### [DATASET RECORDS]
========================

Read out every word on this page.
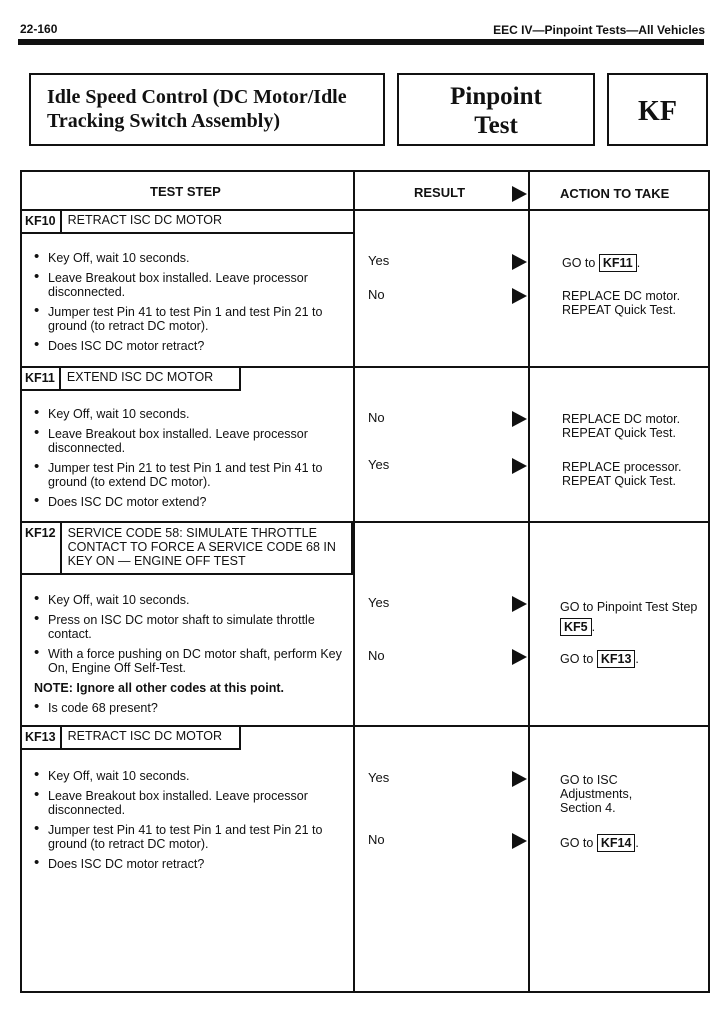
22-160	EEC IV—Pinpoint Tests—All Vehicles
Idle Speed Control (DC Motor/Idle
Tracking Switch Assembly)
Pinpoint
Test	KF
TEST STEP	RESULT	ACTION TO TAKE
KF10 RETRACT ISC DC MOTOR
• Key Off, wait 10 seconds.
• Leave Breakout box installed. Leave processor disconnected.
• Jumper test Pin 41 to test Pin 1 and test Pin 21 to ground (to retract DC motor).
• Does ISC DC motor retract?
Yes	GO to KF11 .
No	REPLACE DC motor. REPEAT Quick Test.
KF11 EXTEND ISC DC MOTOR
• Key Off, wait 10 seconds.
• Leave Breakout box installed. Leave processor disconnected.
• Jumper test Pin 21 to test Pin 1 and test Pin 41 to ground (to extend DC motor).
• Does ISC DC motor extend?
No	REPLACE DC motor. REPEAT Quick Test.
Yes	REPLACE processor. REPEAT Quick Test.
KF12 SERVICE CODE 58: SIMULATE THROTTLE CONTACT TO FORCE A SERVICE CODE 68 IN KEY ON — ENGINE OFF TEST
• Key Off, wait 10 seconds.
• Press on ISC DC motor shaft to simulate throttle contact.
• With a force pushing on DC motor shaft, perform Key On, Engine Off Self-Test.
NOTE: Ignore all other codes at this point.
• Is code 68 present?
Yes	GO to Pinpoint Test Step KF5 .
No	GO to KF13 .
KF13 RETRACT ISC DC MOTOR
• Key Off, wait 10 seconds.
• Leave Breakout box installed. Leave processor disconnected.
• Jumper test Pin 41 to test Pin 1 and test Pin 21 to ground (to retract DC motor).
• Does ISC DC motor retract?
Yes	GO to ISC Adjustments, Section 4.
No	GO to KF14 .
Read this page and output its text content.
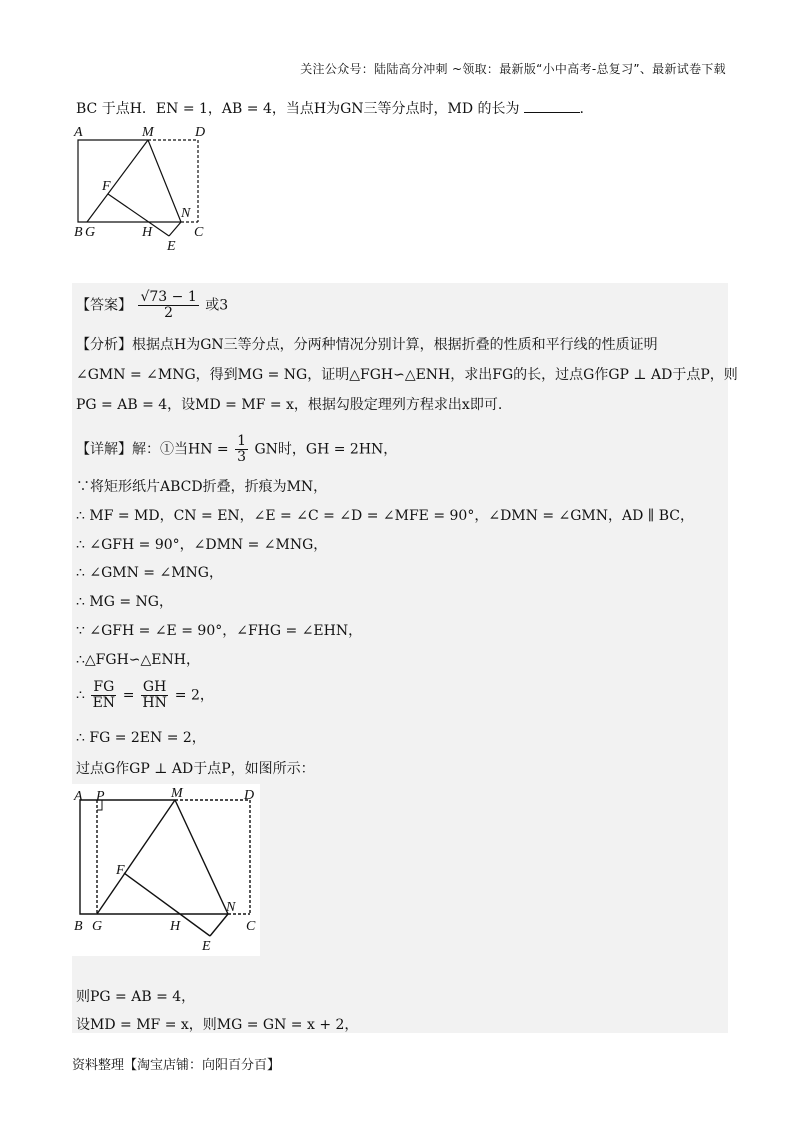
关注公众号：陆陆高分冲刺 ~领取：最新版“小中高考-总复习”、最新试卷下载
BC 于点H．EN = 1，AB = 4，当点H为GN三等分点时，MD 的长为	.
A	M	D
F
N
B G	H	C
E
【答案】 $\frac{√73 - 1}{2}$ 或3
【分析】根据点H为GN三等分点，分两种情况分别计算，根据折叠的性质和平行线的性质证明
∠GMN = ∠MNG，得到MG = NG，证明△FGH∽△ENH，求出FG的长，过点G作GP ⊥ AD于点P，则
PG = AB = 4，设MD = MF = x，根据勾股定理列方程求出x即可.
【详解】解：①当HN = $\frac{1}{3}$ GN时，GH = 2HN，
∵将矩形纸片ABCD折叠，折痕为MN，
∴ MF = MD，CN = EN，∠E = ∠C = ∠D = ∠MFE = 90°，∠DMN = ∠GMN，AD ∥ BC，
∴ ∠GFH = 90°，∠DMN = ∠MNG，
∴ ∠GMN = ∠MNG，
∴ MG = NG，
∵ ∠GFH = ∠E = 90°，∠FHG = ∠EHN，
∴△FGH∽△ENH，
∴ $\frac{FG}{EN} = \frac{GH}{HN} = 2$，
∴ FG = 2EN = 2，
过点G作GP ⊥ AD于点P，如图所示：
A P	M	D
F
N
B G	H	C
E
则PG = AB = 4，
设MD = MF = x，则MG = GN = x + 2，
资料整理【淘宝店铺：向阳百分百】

========================

### [EXERCISE GOAL]
Count every line in the listing above that holds "this", then report only the count.

### [SOLVED PROBLEM]
3